In the records that follow, locate every line with "Asthma" and extract it.

─── Supplied data

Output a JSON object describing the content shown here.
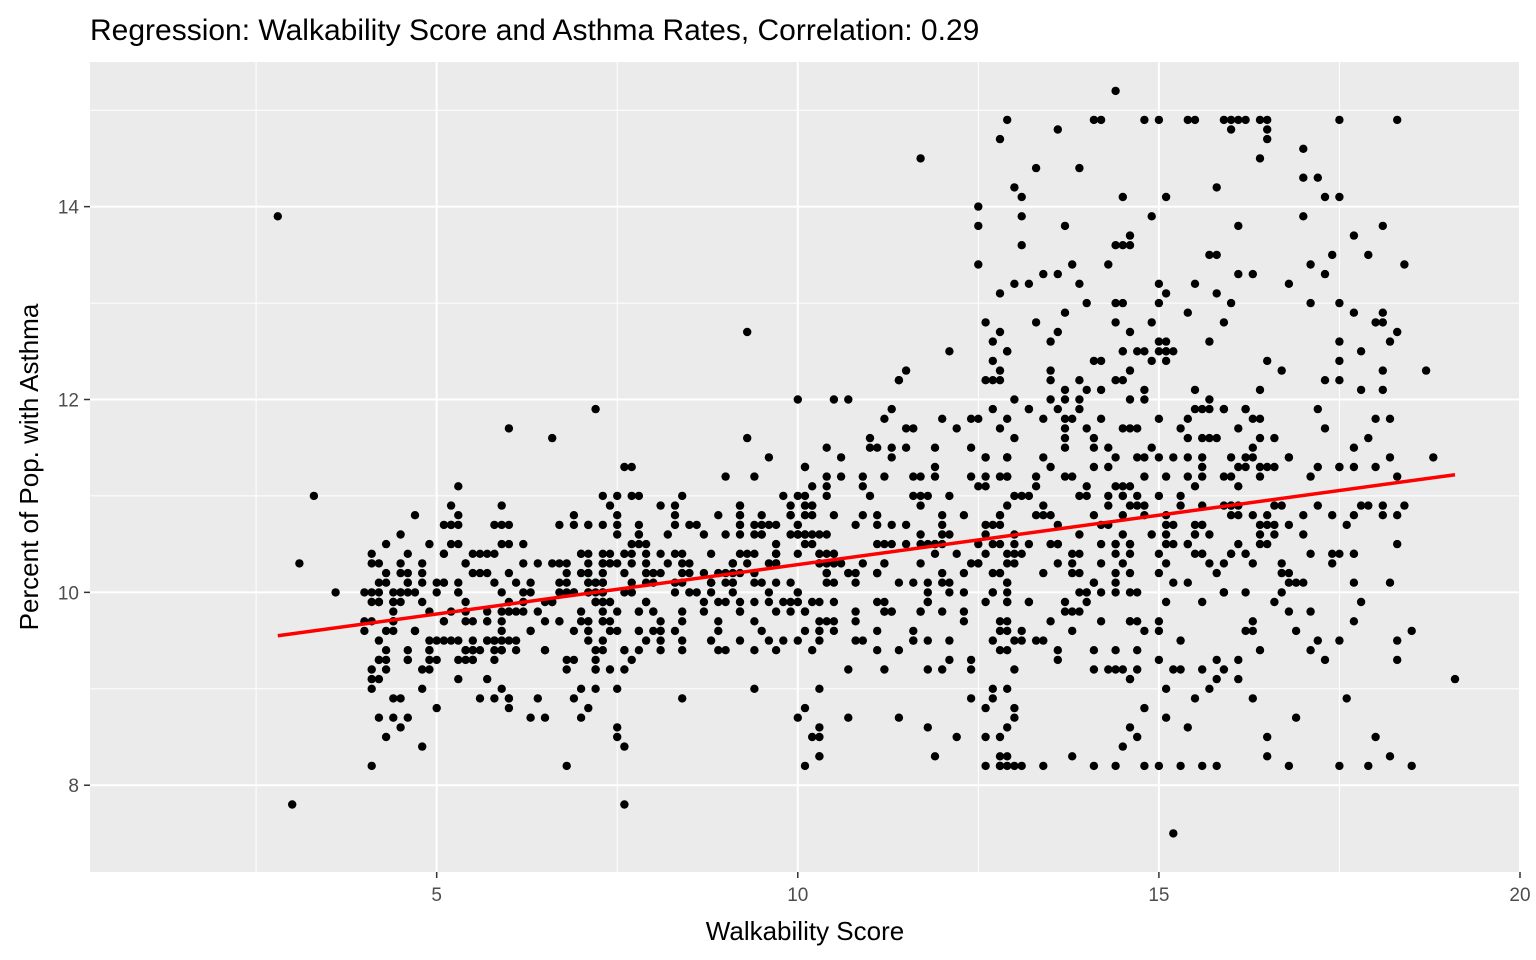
{
  "chart_data": {
    "type": "scatter",
    "title": "Regression: Walkability Score and Asthma Rates, Correlation: 0.29",
    "xlabel": "Walkability Score",
    "ylabel": "Percent of Pop. with Asthma",
    "xlim": [
      0.2,
      20.0
    ],
    "ylim": [
      7.1,
      15.5
    ],
    "x_ticks": [
      5,
      10,
      15,
      20
    ],
    "y_ticks": [
      8,
      10,
      12,
      14
    ],
    "grid": true,
    "legend": "none",
    "colors": {
      "panel": "#ebebeb",
      "grid": "#ffffff",
      "point": "#000000",
      "fit_line": "#ff0000"
    },
    "fit_line": {
      "x": [
        2.8,
        19.1
      ],
      "y": [
        9.55,
        11.22
      ]
    },
    "point_count": 1200,
    "outliers": [
      {
        "x": 2.8,
        "y": 13.9
      },
      {
        "x": 3.0,
        "y": 7.8
      },
      {
        "x": 3.1,
        "y": 10.3
      },
      {
        "x": 3.3,
        "y": 11.0
      },
      {
        "x": 3.6,
        "y": 10.0
      },
      {
        "x": 7.6,
        "y": 7.8
      },
      {
        "x": 15.2,
        "y": 7.5
      },
      {
        "x": 19.1,
        "y": 9.1
      },
      {
        "x": 14.4,
        "y": 15.2
      },
      {
        "x": 9.3,
        "y": 12.7
      },
      {
        "x": 11.7,
        "y": 14.5
      },
      {
        "x": 16.5,
        "y": 14.8
      },
      {
        "x": 17.0,
        "y": 14.6
      },
      {
        "x": 18.1,
        "y": 13.8
      },
      {
        "x": 18.7,
        "y": 12.3
      },
      {
        "x": 7.2,
        "y": 11.9
      },
      {
        "x": 6.0,
        "y": 11.7
      },
      {
        "x": 12.9,
        "y": 8.2
      },
      {
        "x": 11.9,
        "y": 8.3
      },
      {
        "x": 13.8,
        "y": 8.3
      },
      {
        "x": 7.6,
        "y": 8.4
      },
      {
        "x": 18.0,
        "y": 8.5
      },
      {
        "x": 18.5,
        "y": 9.6
      },
      {
        "x": 18.8,
        "y": 11.4
      }
    ]
  }
}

──────

Reply:
    "title": "Regression: Walkability Score and Asthma Rates, Correlation: 0.29",
    "ylabel": "Percent of Pop. with Asthma",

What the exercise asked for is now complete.